Go through the listing below and list every line with "action".

+++ Material for the task

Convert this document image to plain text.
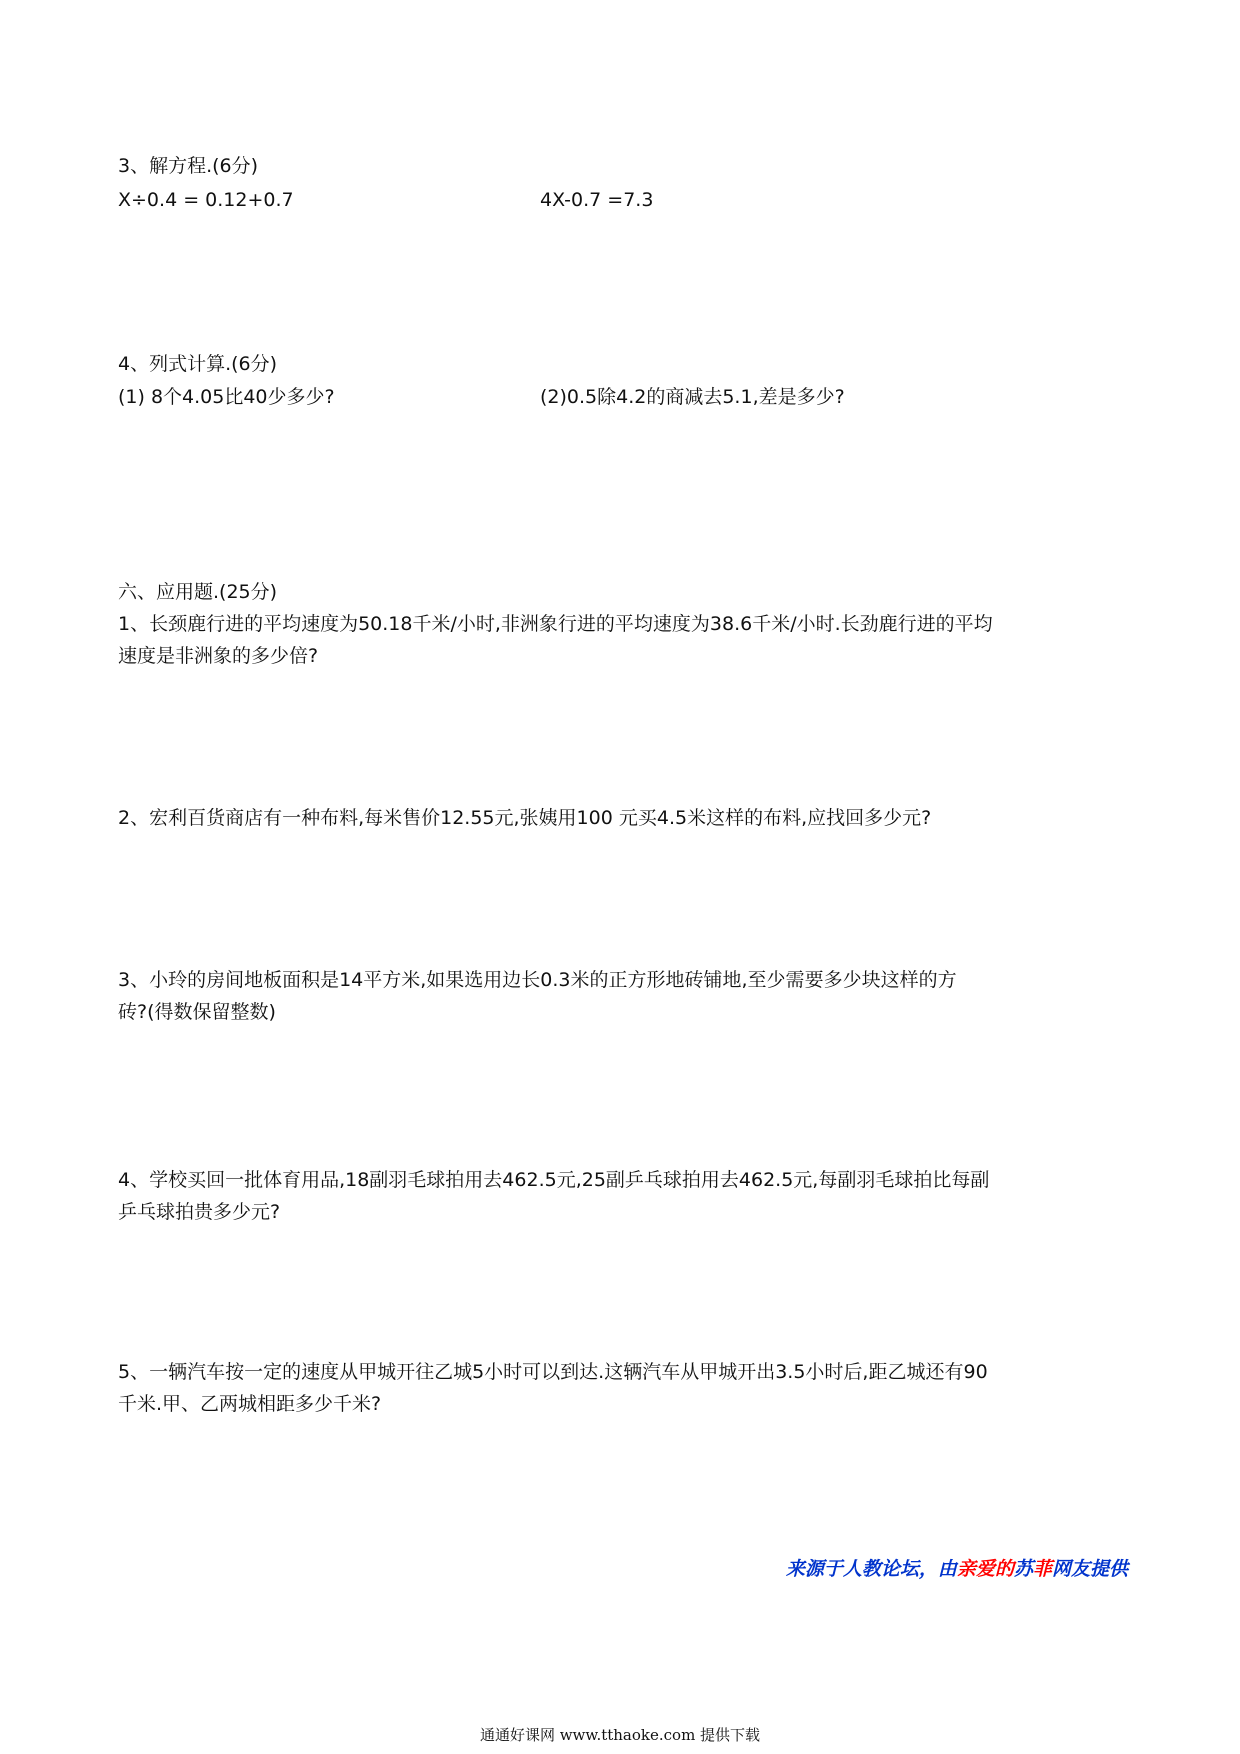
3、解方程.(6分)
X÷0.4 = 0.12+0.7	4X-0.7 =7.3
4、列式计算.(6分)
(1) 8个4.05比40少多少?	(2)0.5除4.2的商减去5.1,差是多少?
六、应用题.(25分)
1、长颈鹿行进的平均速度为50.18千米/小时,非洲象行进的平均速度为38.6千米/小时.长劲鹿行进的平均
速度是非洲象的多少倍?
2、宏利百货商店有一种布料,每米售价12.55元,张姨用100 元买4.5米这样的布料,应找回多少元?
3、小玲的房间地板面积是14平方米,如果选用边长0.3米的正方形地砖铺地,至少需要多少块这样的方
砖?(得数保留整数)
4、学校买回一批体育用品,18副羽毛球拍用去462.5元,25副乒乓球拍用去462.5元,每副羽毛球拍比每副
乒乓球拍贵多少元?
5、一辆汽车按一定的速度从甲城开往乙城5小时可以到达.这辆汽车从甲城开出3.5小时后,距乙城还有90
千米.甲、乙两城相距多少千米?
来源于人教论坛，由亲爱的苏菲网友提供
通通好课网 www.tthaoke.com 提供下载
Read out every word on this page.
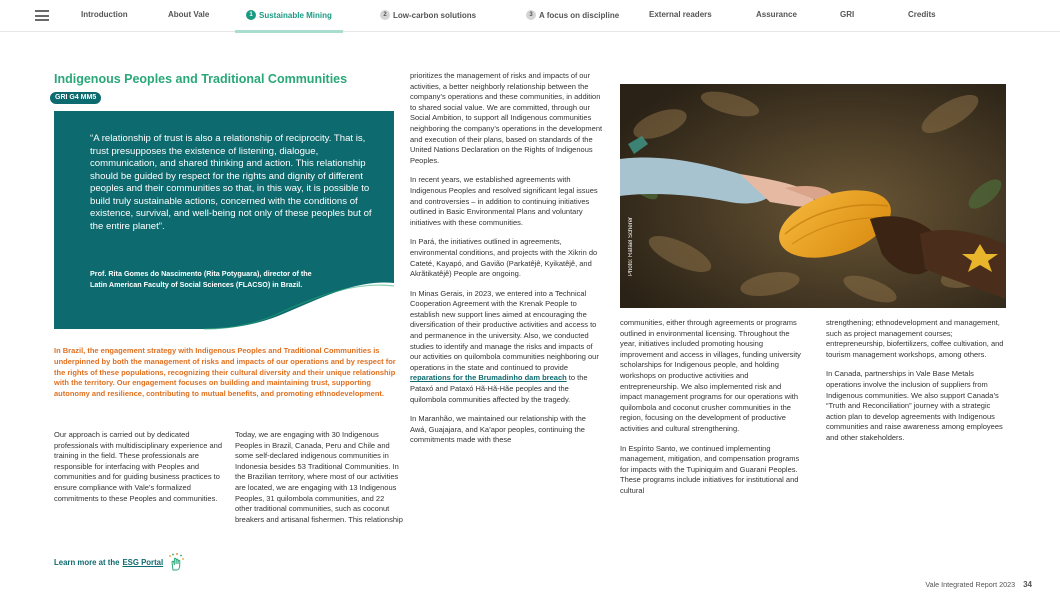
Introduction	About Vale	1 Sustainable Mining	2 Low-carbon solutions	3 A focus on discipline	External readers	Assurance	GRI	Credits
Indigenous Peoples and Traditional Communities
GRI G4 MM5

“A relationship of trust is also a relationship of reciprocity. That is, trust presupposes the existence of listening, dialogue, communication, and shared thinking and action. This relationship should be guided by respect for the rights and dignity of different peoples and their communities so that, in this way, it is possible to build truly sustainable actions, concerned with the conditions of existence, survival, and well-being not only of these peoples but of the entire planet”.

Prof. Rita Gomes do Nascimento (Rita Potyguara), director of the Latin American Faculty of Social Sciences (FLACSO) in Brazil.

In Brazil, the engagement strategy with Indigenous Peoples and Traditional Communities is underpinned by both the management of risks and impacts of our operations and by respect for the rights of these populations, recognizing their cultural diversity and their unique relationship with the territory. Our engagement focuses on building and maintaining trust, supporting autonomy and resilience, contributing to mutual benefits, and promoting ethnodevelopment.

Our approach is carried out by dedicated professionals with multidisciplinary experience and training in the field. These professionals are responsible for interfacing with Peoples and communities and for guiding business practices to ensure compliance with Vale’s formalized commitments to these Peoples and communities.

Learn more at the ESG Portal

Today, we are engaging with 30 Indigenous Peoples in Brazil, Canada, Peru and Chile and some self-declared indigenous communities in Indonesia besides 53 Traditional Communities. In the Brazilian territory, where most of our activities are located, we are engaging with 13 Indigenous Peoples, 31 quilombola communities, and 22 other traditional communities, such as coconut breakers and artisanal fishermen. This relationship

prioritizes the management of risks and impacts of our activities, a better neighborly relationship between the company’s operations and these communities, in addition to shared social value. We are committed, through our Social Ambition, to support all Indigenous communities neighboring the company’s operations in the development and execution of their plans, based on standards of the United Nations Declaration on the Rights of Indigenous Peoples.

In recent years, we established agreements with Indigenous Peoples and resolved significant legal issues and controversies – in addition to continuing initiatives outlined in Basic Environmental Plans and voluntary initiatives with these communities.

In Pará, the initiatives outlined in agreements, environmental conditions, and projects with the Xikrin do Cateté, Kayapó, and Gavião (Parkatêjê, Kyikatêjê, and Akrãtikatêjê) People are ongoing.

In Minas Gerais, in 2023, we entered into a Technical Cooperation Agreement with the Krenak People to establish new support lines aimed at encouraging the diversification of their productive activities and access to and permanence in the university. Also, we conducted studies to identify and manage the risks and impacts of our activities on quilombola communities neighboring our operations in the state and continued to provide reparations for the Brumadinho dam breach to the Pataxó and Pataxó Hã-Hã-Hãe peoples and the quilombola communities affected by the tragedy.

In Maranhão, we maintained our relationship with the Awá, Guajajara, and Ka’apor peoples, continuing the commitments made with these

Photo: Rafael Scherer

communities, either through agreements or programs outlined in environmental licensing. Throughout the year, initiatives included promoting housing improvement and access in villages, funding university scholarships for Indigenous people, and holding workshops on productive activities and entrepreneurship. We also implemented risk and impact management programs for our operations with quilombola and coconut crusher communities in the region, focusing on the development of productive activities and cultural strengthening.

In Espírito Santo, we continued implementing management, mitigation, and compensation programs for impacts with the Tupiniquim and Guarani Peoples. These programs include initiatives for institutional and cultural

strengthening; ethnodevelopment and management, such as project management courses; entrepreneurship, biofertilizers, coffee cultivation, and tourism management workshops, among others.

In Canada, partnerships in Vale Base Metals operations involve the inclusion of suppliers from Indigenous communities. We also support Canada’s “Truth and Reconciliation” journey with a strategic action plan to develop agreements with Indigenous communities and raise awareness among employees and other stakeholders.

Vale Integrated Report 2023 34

++++++

**Correct output**:
“A relationship of trust is also a relationship of reciprocity. That is, trust presupposes the existence of listening, dialogue, communication, and shared thinking and action. This relationship should be guided by respect for the rights and dignity of different peoples and their communities so that, in this way, it is possible to build truly sustainable actions, concerned with the conditions of existence, survival, and well-being not only of these peoples but of the entire planet”.
In Canada, partnerships in Vale Base Metals operations involve the inclusion of suppliers from Indigenous communities. We also support Canada’s “Truth and Reconciliation” journey with a strategic action plan to develop agreements with Indigenous communities and raise awareness among employees and other stakeholders.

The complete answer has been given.